(Stored dataset items)

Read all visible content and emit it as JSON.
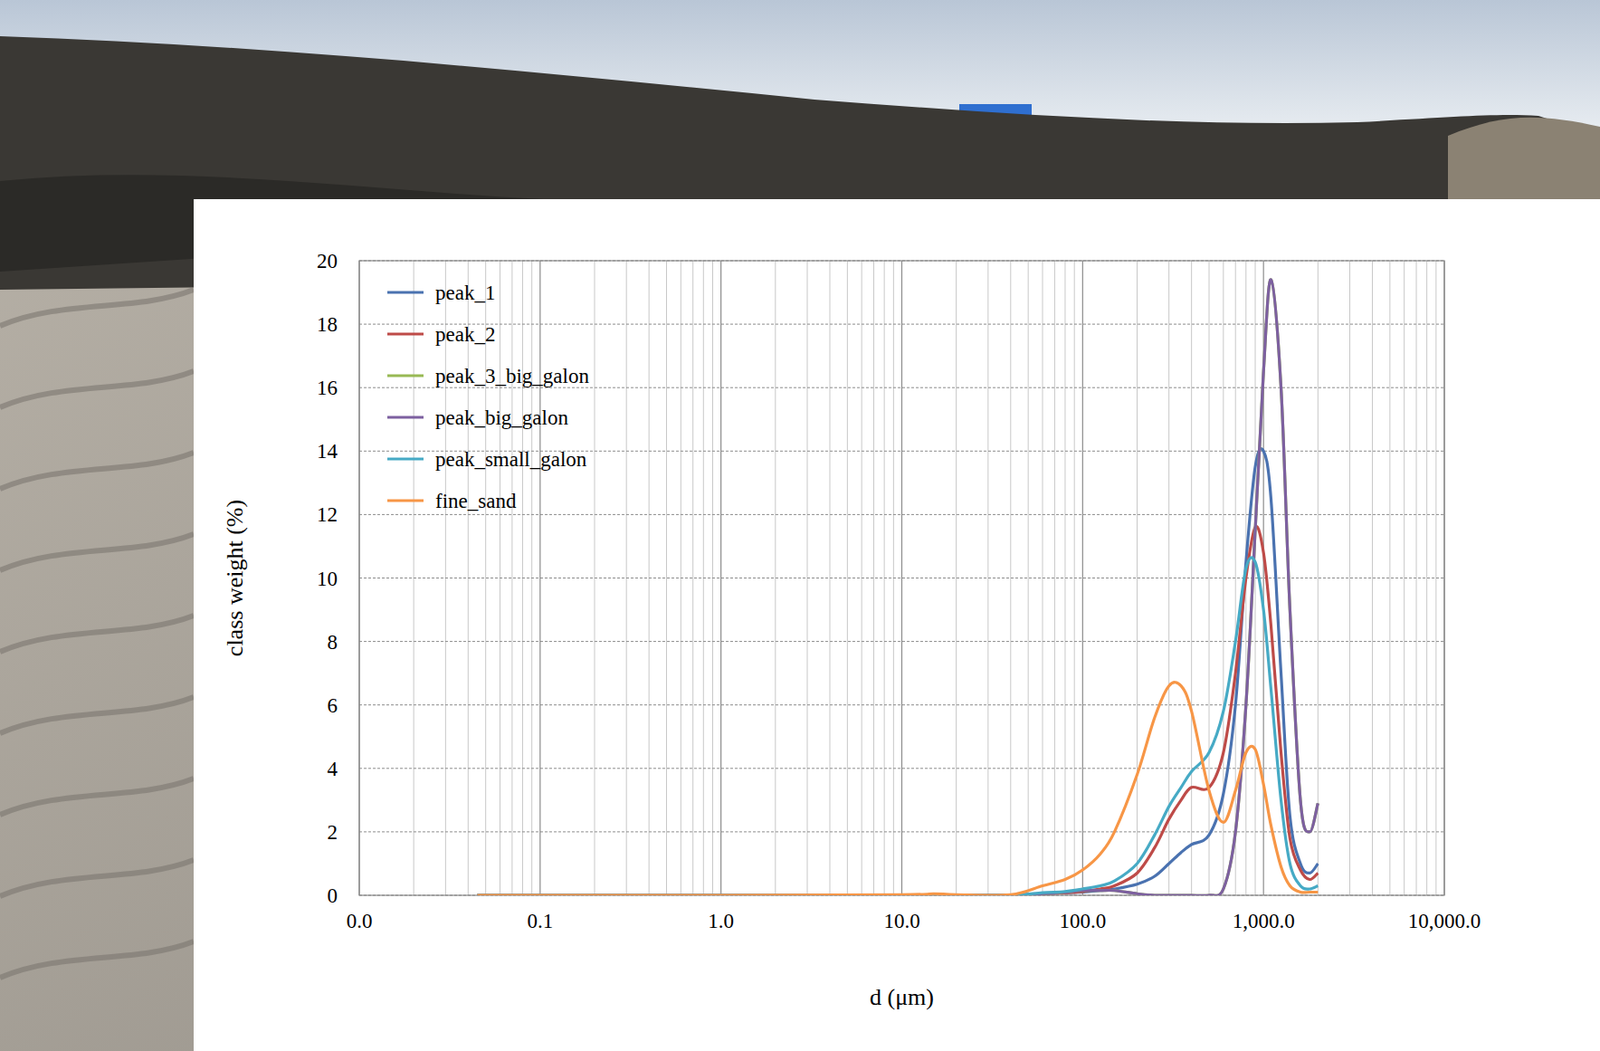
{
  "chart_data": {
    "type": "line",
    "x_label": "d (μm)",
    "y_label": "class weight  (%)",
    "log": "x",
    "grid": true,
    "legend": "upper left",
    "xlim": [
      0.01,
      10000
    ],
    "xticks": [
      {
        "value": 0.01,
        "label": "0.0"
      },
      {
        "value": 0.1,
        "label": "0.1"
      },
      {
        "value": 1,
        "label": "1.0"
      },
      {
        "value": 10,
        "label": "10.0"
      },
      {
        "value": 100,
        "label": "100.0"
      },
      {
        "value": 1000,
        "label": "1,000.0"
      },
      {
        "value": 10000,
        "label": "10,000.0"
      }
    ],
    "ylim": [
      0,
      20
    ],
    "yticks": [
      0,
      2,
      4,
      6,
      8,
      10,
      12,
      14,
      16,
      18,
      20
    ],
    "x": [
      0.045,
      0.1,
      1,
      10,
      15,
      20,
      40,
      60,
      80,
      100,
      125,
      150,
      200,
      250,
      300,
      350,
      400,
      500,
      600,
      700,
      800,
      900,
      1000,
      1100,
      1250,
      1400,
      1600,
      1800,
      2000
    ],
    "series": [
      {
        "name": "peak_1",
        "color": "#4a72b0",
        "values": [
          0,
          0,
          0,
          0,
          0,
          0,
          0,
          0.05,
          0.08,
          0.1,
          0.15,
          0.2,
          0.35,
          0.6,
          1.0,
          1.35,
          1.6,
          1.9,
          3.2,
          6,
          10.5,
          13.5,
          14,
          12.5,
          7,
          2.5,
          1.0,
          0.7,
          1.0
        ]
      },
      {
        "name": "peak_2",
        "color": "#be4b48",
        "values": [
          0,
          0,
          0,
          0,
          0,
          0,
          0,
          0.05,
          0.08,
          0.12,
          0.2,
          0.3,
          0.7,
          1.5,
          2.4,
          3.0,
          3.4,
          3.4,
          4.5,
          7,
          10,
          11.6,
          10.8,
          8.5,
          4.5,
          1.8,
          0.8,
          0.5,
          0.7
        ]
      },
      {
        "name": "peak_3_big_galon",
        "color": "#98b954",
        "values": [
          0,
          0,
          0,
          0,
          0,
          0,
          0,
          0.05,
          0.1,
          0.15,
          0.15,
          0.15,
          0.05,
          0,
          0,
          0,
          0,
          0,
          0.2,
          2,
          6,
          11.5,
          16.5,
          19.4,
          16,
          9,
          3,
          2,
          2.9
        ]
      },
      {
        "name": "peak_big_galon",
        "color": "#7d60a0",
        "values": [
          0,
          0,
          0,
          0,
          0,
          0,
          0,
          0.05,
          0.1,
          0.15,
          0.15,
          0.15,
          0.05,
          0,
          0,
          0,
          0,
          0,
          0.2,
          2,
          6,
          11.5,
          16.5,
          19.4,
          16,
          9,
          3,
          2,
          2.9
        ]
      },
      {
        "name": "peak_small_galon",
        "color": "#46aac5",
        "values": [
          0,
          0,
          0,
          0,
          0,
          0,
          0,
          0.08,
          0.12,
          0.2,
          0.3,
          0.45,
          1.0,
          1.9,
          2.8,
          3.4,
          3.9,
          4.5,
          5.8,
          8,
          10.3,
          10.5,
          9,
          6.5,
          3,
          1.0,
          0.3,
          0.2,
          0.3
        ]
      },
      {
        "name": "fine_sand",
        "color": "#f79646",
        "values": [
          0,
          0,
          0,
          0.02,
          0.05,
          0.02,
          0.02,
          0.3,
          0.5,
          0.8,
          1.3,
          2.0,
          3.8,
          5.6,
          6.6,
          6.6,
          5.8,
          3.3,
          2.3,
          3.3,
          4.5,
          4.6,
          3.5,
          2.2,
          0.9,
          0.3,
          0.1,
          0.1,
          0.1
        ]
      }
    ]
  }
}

- Exercise description -
Say how many lines in the entries contain the string "name", and say nothing else.

- Written answer -
6